**Supplied records:**
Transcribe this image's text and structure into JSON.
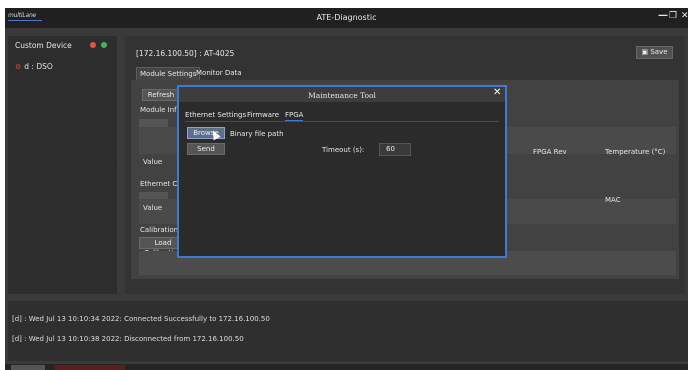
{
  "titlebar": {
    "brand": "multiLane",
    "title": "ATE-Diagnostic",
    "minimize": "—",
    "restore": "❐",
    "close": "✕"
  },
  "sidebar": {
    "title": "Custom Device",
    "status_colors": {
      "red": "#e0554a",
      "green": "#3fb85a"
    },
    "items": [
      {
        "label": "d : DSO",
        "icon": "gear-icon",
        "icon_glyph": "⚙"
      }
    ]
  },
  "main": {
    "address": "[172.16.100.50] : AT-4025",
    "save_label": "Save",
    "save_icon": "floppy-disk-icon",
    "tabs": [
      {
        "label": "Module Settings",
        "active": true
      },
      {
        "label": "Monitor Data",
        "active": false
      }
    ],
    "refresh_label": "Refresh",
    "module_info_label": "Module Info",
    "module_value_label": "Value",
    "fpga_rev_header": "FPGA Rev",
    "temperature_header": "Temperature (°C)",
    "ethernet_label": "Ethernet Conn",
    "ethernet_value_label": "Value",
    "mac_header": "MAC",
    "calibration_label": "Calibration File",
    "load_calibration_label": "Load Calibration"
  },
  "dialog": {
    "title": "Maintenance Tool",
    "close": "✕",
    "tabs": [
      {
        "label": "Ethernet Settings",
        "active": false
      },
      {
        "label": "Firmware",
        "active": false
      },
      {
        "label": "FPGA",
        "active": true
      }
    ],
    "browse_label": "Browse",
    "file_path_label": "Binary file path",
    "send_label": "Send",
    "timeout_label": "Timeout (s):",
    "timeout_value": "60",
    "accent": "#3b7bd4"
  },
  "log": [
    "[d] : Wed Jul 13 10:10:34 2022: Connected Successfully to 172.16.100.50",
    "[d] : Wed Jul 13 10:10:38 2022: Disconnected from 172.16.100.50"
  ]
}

**Requirement:** Repeat each entry exactly as given; no pictures belong in the copy.

**Response for this exercise:**
Transcribe this image's text and structure into JSON.
{
  "titlebar": {
    "brand": "multiLane",
    "title": "ATE-Diagnostic",
    "minimize": "—",
    "restore": "❐",
    "close": "✕"
  },
  "sidebar": {
    "title": "Custom Device",
    "status_colors": {
      "red": "#e0554a",
      "green": "#3fb85a"
    },
    "items": [
      {
        "label": "d : DSO",
        "icon": "gear-icon",
        "icon_glyph": "⚙"
      }
    ]
  },
  "main": {
    "address": "[172.16.100.50] : AT-4025",
    "save_label": "Save",
    "save_icon": "floppy-disk-icon",
    "tabs": [
      {
        "label": "Module Settings",
        "active": true
      },
      {
        "label": "Monitor Data",
        "active": false
      }
    ],
    "refresh_label": "Refresh",
    "module_info_label": "Module Info",
    "module_value_label": "Value",
    "fpga_rev_header": "FPGA Rev",
    "temperature_header": "Temperature (°C)",
    "ethernet_label": "Ethernet Conn",
    "ethernet_value_label": "Value",
    "mac_header": "MAC",
    "calibration_label": "Calibration File",
    "load_calibration_label": "Load Calibration"
  },
  "dialog": {
    "title": "Maintenance Tool",
    "close": "✕",
    "tabs": [
      {
        "label": "Ethernet Settings",
        "active": false
      },
      {
        "label": "Firmware",
        "active": false
      },
      {
        "label": "FPGA",
        "active": true
      }
    ],
    "browse_label": "Browse",
    "file_path_label": "Binary file path",
    "send_label": "Send",
    "timeout_label": "Timeout (s):",
    "timeout_value": "60",
    "accent": "#3b7bd4"
  },
  "log": [
    "[d] : Wed Jul 13 10:10:34 2022: Connected Successfully to 172.16.100.50",
    "[d] : Wed Jul 13 10:10:38 2022: Disconnected from 172.16.100.50"
  ]
}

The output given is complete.